WRITTEN REQUEST:
Reproduce the listing below character for character; drop every image.

DATA ROWS:
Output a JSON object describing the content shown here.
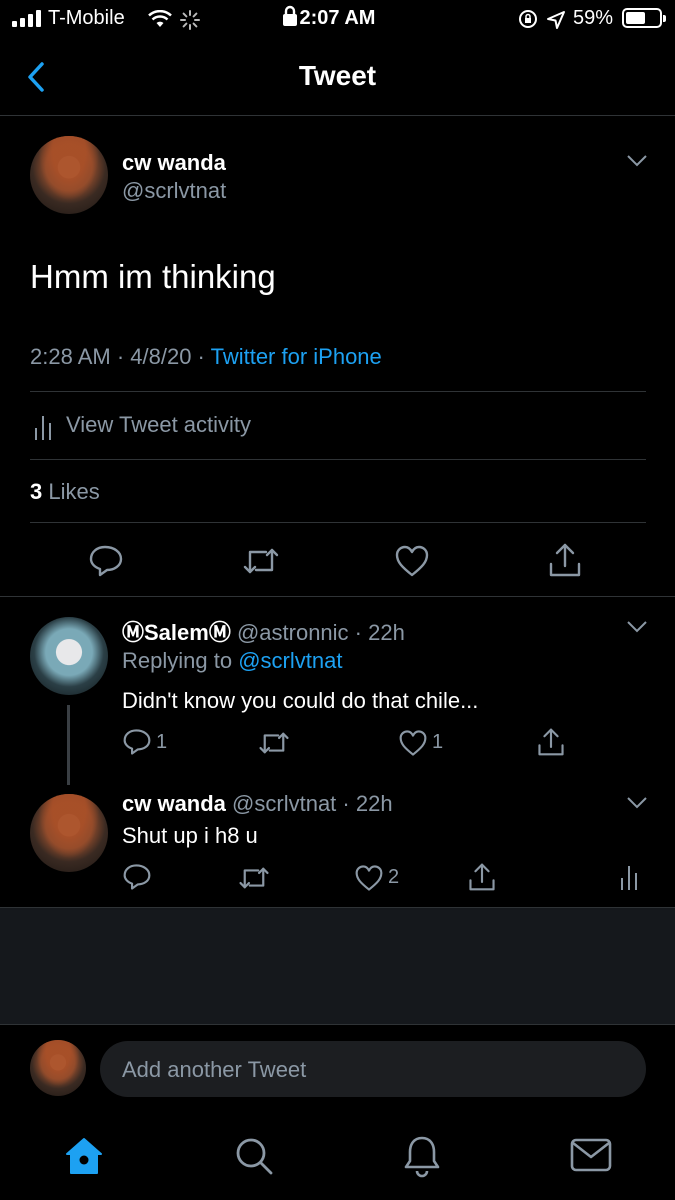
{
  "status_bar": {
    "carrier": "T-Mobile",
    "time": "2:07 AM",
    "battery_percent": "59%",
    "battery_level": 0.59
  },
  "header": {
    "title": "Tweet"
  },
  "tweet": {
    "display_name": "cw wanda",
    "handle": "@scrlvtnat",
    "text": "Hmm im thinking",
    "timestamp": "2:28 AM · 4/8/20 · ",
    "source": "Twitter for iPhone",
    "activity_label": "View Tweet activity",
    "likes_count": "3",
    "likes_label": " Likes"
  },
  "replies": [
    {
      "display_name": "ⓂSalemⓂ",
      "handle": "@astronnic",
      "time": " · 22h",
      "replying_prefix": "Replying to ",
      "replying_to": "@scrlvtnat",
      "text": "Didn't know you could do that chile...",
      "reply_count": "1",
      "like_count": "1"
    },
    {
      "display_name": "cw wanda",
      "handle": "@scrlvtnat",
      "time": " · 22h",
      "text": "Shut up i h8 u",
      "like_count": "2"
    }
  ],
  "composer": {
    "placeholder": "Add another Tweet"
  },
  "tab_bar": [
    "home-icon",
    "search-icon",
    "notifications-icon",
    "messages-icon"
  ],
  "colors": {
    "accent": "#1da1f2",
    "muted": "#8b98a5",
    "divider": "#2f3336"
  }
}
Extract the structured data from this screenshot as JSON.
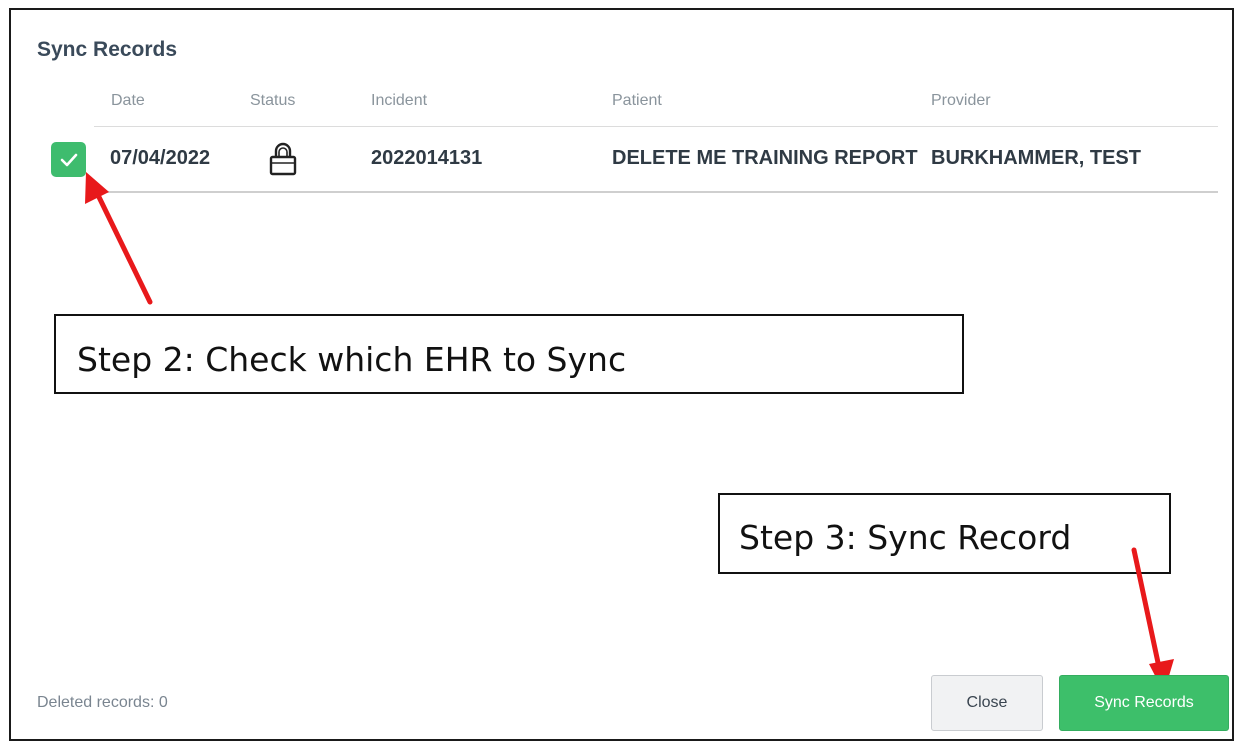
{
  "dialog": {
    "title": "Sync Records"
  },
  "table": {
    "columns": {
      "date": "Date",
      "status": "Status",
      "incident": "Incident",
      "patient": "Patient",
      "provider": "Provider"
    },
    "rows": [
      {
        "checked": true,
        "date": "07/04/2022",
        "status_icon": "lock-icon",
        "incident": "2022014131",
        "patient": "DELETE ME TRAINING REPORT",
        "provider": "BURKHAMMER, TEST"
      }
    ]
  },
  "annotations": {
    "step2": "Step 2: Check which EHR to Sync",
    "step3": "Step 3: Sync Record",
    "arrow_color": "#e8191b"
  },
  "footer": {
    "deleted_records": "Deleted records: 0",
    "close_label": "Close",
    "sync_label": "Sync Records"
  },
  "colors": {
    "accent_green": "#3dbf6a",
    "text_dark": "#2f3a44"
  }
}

EXERCISE RESULT:
Output a JSON object describing the content shown here.
{
  "status_bar": {
    "carrier": "T-Mobile",
    "time": "2:07 AM",
    "battery_percent": "59%",
    "battery_level": 0.59
  },
  "header": {
    "title": "Tweet"
  },
  "tweet": {
    "display_name": "cw wanda",
    "handle": "@scrlvtnat",
    "text": "Hmm im thinking",
    "timestamp": "2:28 AM · 4/8/20 · ",
    "source": "Twitter for iPhone",
    "activity_label": "View Tweet activity",
    "likes_count": "3",
    "likes_label": " Likes"
  },
  "replies": [
    {
      "display_name": "ⓂSalemⓂ",
      "handle": "@astronnic",
      "time": " · 22h",
      "replying_prefix": "Replying to ",
      "replying_to": "@scrlvtnat",
      "text": "Didn't know you could do that chile...",
      "reply_count": "1",
      "like_count": "1"
    },
    {
      "display_name": "cw wanda",
      "handle": "@scrlvtnat",
      "time": " · 22h",
      "text": "Shut up i h8 u",
      "like_count": "2"
    }
  ],
  "composer": {
    "placeholder": "Add another Tweet"
  },
  "tab_bar": [
    "home-icon",
    "search-icon",
    "notifications-icon",
    "messages-icon"
  ],
  "colors": {
    "accent": "#1da1f2",
    "muted": "#8b98a5",
    "divider": "#2f3336"
  }
}
Extract the structured data from this screenshot as JSON.
{
  "dialog": {
    "title": "Sync Records"
  },
  "table": {
    "columns": {
      "date": "Date",
      "status": "Status",
      "incident": "Incident",
      "patient": "Patient",
      "provider": "Provider"
    },
    "rows": [
      {
        "checked": true,
        "date": "07/04/2022",
        "status_icon": "lock-icon",
        "incident": "2022014131",
        "patient": "DELETE ME TRAINING REPORT",
        "provider": "BURKHAMMER, TEST"
      }
    ]
  },
  "annotations": {
    "step2": "Step 2: Check which EHR to Sync",
    "step3": "Step 3: Sync Record",
    "arrow_color": "#e8191b"
  },
  "footer": {
    "deleted_records": "Deleted records: 0",
    "close_label": "Close",
    "sync_label": "Sync Records"
  },
  "colors": {
    "accent_green": "#3dbf6a",
    "text_dark": "#2f3a44"
  }
}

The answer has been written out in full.